Aim of the exercise: Only the lines holding the string "siRNA" are needed. Copy each one.
-- start --
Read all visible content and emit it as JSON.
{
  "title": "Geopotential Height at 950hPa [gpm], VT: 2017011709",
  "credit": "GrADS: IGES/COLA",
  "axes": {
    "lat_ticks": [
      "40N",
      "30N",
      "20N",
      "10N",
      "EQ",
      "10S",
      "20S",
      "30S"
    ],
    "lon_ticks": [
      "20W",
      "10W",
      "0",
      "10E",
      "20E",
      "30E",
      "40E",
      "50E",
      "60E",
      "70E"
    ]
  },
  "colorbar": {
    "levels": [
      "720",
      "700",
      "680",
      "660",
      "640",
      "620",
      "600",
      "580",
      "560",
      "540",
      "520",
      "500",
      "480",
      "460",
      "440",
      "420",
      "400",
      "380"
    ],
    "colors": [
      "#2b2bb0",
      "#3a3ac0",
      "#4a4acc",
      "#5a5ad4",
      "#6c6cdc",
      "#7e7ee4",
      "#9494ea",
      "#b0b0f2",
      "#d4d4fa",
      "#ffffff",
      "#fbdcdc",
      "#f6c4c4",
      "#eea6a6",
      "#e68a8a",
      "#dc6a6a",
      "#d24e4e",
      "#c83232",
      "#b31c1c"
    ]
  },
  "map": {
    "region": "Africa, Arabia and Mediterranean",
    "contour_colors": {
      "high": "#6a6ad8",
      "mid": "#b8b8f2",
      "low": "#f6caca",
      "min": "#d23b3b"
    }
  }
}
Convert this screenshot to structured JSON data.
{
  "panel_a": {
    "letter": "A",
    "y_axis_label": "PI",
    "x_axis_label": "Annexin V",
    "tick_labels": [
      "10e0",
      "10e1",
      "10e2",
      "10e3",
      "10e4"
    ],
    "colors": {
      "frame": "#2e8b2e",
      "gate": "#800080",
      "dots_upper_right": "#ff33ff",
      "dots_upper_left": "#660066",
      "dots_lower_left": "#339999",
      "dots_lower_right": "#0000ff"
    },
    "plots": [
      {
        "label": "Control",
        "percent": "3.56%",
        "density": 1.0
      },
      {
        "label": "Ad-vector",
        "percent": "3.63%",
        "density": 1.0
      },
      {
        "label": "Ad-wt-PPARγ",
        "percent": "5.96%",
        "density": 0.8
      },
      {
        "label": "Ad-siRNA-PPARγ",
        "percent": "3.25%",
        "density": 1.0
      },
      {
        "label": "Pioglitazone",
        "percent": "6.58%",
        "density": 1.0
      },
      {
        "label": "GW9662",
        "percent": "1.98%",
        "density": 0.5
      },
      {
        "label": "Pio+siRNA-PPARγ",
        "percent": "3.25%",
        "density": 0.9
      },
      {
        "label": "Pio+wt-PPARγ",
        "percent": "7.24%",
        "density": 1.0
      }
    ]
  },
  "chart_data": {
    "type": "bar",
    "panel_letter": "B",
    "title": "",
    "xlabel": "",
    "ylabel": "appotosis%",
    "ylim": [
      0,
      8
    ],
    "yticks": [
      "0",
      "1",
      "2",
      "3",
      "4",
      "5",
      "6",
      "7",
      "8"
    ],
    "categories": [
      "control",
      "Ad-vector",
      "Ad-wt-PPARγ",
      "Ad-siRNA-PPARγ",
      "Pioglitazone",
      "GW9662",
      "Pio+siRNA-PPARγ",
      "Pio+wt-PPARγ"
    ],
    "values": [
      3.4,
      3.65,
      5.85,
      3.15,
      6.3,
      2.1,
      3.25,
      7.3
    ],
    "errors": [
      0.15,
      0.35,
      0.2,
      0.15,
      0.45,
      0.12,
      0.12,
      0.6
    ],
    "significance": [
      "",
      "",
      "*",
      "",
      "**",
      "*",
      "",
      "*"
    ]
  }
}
-- end --
-- start --
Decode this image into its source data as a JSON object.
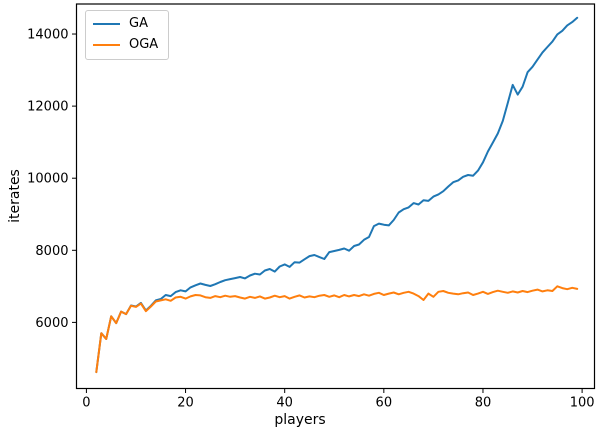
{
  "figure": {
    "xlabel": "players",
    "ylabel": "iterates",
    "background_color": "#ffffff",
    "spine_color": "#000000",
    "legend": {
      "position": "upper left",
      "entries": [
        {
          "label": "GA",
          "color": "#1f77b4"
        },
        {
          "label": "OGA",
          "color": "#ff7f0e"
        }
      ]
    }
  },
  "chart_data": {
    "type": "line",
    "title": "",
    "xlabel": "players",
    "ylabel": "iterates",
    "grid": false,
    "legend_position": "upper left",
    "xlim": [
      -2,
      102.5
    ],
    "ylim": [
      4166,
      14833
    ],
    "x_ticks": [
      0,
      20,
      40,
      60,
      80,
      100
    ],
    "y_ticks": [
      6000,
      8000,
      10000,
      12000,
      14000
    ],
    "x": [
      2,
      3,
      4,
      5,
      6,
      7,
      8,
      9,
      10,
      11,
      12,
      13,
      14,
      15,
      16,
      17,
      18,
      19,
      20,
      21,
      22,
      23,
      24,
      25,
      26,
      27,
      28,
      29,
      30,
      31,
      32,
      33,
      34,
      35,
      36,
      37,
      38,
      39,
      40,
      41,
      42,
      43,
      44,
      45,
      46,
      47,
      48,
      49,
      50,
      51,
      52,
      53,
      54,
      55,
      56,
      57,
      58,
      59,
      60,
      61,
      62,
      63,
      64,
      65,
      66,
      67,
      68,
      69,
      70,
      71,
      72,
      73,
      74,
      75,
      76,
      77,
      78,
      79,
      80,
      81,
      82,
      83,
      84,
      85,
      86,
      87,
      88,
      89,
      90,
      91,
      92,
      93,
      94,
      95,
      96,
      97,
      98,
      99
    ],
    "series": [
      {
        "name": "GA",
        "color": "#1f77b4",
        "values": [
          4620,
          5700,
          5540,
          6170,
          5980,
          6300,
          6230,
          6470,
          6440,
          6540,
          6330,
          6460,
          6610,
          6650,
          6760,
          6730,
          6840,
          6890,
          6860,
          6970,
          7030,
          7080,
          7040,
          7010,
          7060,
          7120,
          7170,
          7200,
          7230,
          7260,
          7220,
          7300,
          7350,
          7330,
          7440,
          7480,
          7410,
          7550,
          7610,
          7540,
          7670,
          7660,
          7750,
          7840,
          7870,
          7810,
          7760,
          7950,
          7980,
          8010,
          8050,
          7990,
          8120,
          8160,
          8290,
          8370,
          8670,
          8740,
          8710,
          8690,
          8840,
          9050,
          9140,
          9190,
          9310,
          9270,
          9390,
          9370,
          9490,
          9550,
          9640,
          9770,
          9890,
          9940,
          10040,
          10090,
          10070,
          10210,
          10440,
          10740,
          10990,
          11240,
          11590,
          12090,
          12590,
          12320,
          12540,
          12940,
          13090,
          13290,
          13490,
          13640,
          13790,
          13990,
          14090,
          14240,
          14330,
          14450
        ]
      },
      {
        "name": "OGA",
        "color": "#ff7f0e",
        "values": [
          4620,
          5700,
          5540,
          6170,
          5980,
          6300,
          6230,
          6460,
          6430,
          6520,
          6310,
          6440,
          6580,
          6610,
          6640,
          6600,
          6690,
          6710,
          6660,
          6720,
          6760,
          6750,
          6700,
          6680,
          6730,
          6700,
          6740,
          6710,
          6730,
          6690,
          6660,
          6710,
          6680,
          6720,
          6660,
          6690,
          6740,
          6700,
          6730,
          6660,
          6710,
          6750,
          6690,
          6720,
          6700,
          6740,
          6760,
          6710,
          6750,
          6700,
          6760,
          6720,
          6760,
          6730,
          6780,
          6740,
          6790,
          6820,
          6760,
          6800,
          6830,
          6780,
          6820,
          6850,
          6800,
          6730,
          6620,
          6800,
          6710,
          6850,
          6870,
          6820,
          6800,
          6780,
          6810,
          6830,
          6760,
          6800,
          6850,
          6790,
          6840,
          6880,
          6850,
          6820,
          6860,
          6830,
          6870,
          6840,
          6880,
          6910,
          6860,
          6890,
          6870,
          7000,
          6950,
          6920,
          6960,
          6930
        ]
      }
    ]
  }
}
-- end --
Output for this task:
        "label": "Ad-siRNA-PPARγ",
        "label": "Pio+siRNA-PPARγ",
      "Ad-siRNA-PPARγ",
      "Pio+siRNA-PPARγ",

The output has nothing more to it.